## Stored data
┌────────

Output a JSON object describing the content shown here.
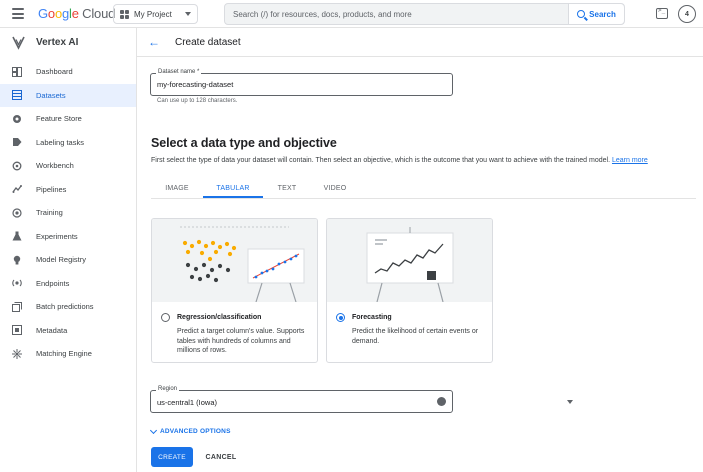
{
  "topbar": {
    "logo_google": [
      "G",
      "o",
      "o",
      "g",
      "l",
      "e"
    ],
    "logo_cloud": "Cloud",
    "project": "My Project",
    "search_placeholder": "Search (/) for resources, docs, products, and more",
    "search_button": "Search",
    "notification_count": "4",
    "icons": {
      "menu": "hamburger-icon",
      "project": "project-dots-icon",
      "search": "search-icon",
      "shell": "cloud-shell-icon"
    }
  },
  "sidebar": {
    "product": "Vertex AI",
    "items": [
      {
        "label": "Dashboard",
        "icon": "dashboard-icon",
        "active": false
      },
      {
        "label": "Datasets",
        "icon": "datasets-icon",
        "active": true
      },
      {
        "label": "Feature Store",
        "icon": "feature-store-icon",
        "active": false
      },
      {
        "label": "Labeling tasks",
        "icon": "label-icon",
        "active": false
      },
      {
        "label": "Workbench",
        "icon": "workbench-icon",
        "active": false
      },
      {
        "label": "Pipelines",
        "icon": "pipelines-icon",
        "active": false
      },
      {
        "label": "Training",
        "icon": "training-icon",
        "active": false
      },
      {
        "label": "Experiments",
        "icon": "experiments-icon",
        "active": false
      },
      {
        "label": "Model Registry",
        "icon": "lightbulb-icon",
        "active": false
      },
      {
        "label": "Endpoints",
        "icon": "endpoints-icon",
        "active": false
      },
      {
        "label": "Batch predictions",
        "icon": "batch-icon",
        "active": false
      },
      {
        "label": "Metadata",
        "icon": "metadata-icon",
        "active": false
      },
      {
        "label": "Matching Engine",
        "icon": "matching-engine-icon",
        "active": false
      }
    ]
  },
  "header": {
    "title": "Create dataset"
  },
  "form": {
    "name_label": "Dataset name *",
    "name_value": "my-forecasting-dataset",
    "name_hint": "Can use up to 128 characters.",
    "section_title": "Select a data type and objective",
    "section_desc": "First select the type of data your dataset will contain. Then select an objective, which is the outcome that you want to achieve with the trained model.",
    "learn_more": "Learn more",
    "tabs": [
      "IMAGE",
      "TABULAR",
      "TEXT",
      "VIDEO"
    ],
    "active_tab": "TABULAR",
    "objectives": [
      {
        "title": "Regression/classification",
        "desc": "Predict a target column's value. Supports tables with hundreds of columns and millions of rows.",
        "selected": false
      },
      {
        "title": "Forecasting",
        "desc": "Predict the likelihood of certain events or demand.",
        "selected": true
      }
    ],
    "region_label": "Region",
    "region_value": "us-central1 (Iowa)",
    "advanced": "ADVANCED OPTIONS",
    "create": "CREATE",
    "cancel": "CANCEL"
  },
  "colors": {
    "accent": "#1a73e8",
    "active_nav_bg": "#e8f0fe",
    "illustration_bg": "#f1f3f4"
  }
}
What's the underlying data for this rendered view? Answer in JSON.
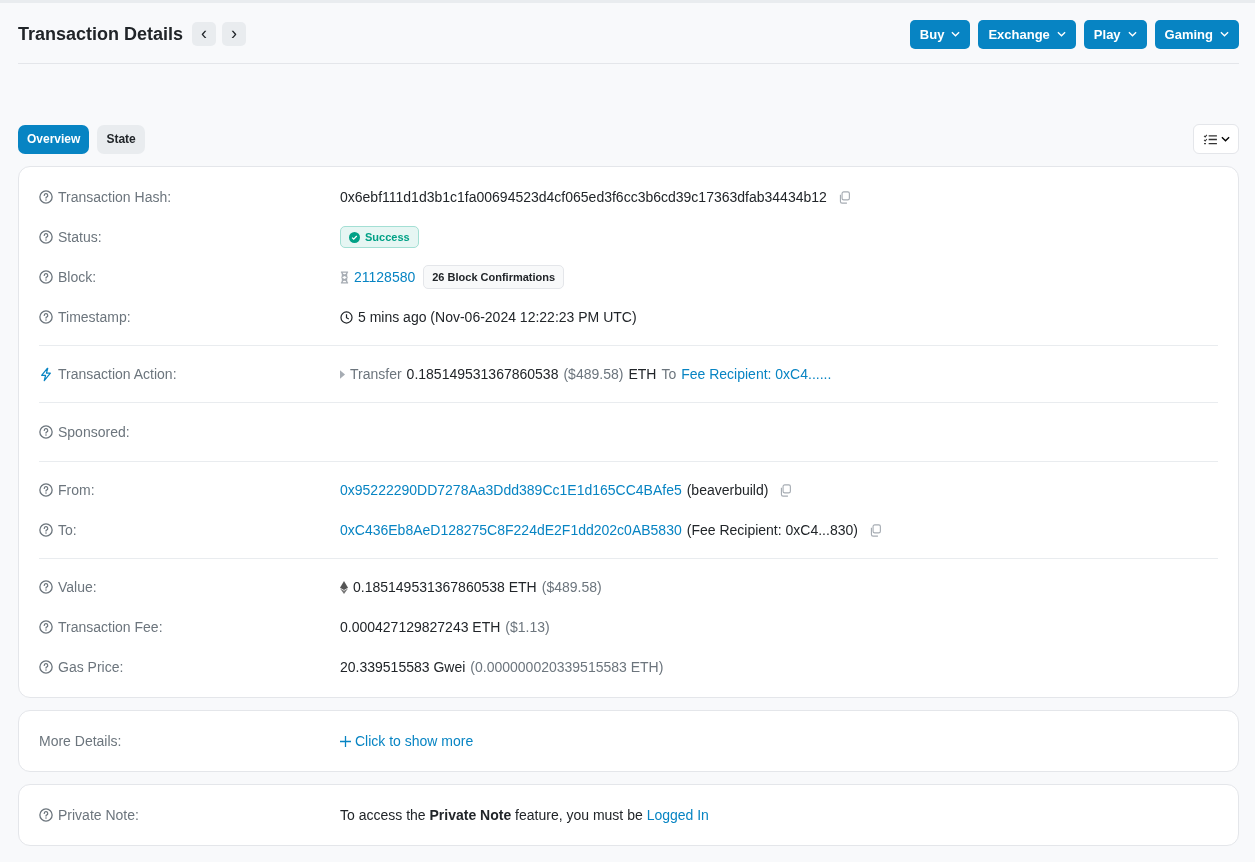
{
  "header": {
    "title": "Transaction Details",
    "nav": [
      "‹",
      "›"
    ],
    "menus": [
      "Buy",
      "Exchange",
      "Play",
      "Gaming"
    ]
  },
  "tabs": [
    {
      "label": "Overview",
      "selected": true
    },
    {
      "label": "State",
      "selected": false
    }
  ],
  "overview": [
    [
      {
        "kind": "hash",
        "label": "Transaction Hash:",
        "parts": [
          {
            "kind": "text",
            "text": "0x6ebf111d1d3b1c1fa00694523d4cf065ed3f6cc3b6cd39c17363dfab34434b12"
          }
        ]
      },
      {
        "kind": "status",
        "label": "Status:",
        "status": "Success"
      },
      {
        "kind": "block",
        "label": "Block:",
        "parts": [
          {
            "kind": "link",
            "text": "21128580"
          },
          {
            "kind": "badge",
            "text": "26 Block Confirmations"
          }
        ]
      },
      {
        "kind": "timestamp",
        "label": "Timestamp:",
        "parts": [
          {
            "kind": "text",
            "text": "5 mins ago (Nov-06-2024 12:22:23 PM UTC)"
          }
        ]
      }
    ],
    [
      {
        "kind": "action",
        "label": "Transaction Action:",
        "parts": [
          {
            "kind": "muted",
            "text": "Transfer"
          },
          {
            "kind": "text",
            "text": "0.185149531367860538"
          },
          {
            "kind": "muted",
            "text": "($489.58)"
          },
          {
            "kind": "text",
            "text": "ETH"
          },
          {
            "kind": "muted",
            "text": "To"
          },
          {
            "kind": "link",
            "text": "Fee Recipient: 0xC4......"
          }
        ]
      }
    ],
    [
      {
        "kind": "plain",
        "label": "Sponsored:"
      }
    ],
    [
      {
        "kind": "address",
        "label": "From:",
        "parts": [
          {
            "kind": "link",
            "text": "0x95222290DD7278Aa3Ddd389Cc1E1d165CC4BAfe5"
          },
          {
            "kind": "text",
            "text": "(beaverbuild)"
          }
        ]
      },
      {
        "kind": "address",
        "label": "To:",
        "parts": [
          {
            "kind": "link",
            "text": "0xC436Eb8AeD128275C8F224dE2F1dd202c0AB5830"
          },
          {
            "kind": "text",
            "text": "(Fee Recipient: 0xC4...830)"
          }
        ]
      }
    ],
    [
      {
        "kind": "value",
        "label": "Value:",
        "parts": [
          {
            "kind": "text",
            "text": "0.185149531367860538 ETH"
          },
          {
            "kind": "muted",
            "text": "($489.58)"
          }
        ]
      },
      {
        "kind": "plain",
        "label": "Transaction Fee:",
        "parts": [
          {
            "kind": "text",
            "text": "0.000427129827243 ETH"
          },
          {
            "kind": "muted",
            "text": "($1.13)"
          }
        ]
      },
      {
        "kind": "plain",
        "label": "Gas Price:",
        "parts": [
          {
            "kind": "text",
            "text": "20.339515583 Gwei"
          },
          {
            "kind": "muted",
            "text": "(0.000000020339515583 ETH)"
          }
        ]
      }
    ]
  ],
  "more_details": {
    "label": "More Details:",
    "link": "Click to show more"
  },
  "private_note": {
    "label": "Private Note:",
    "text": "To access the **Private Note** feature, you must be",
    "link": "Logged In"
  }
}
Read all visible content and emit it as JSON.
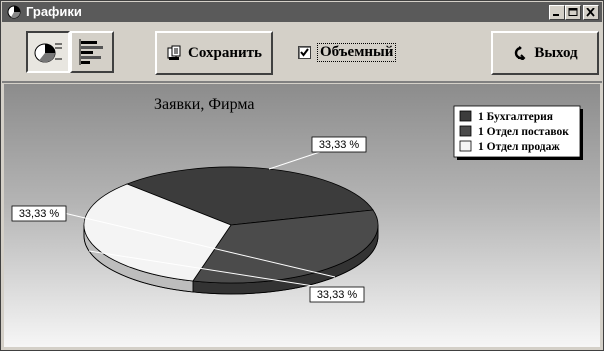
{
  "window": {
    "title": "Графики"
  },
  "toolbar": {
    "pie_view_icon": "pie-chart-icon",
    "bar_view_icon": "bar-chart-icon",
    "save_label": "Сохранить",
    "save_icon": "save-icon",
    "three_d_label": "Объемный",
    "three_d_checked": true,
    "exit_label": "Выход",
    "exit_icon": "exit-icon"
  },
  "colors": {
    "slice1": "#3c3c3c",
    "slice2": "#4b4b4b",
    "slice3": "#f4f4f4"
  },
  "chart_data": {
    "type": "pie",
    "title": "Заявки, Фирма",
    "three_d": true,
    "legend_position": "top-right",
    "slices": [
      {
        "label": "1 Бухгалтерия",
        "value": 33.33,
        "data_label": "33,33 %"
      },
      {
        "label": "1 Отдел поставок",
        "value": 33.33,
        "data_label": "33,33 %"
      },
      {
        "label": "1 Отдел продаж",
        "value": 33.33,
        "data_label": "33,33 %"
      }
    ]
  }
}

└────────

## Challenge
Beginning at the line that contains "Read all visible content and emit it as JSON.", give the remaining lines of the records again exactly, through the last one. Leave out pictures.

## Written response
Read all visible content and emit it as JSON.
{
  "window": {
    "title": "Графики"
  },
  "toolbar": {
    "pie_view_icon": "pie-chart-icon",
    "bar_view_icon": "bar-chart-icon",
    "save_label": "Сохранить",
    "save_icon": "save-icon",
    "three_d_label": "Объемный",
    "three_d_checked": true,
    "exit_label": "Выход",
    "exit_icon": "exit-icon"
  },
  "colors": {
    "slice1": "#3c3c3c",
    "slice2": "#4b4b4b",
    "slice3": "#f4f4f4"
  },
  "chart_data": {
    "type": "pie",
    "title": "Заявки, Фирма",
    "three_d": true,
    "legend_position": "top-right",
    "slices": [
      {
        "label": "1 Бухгалтерия",
        "value": 33.33,
        "data_label": "33,33 %"
      },
      {
        "label": "1 Отдел поставок",
        "value": 33.33,
        "data_label": "33,33 %"
      },
      {
        "label": "1 Отдел продаж",
        "value": 33.33,
        "data_label": "33,33 %"
      }
    ]
  }
}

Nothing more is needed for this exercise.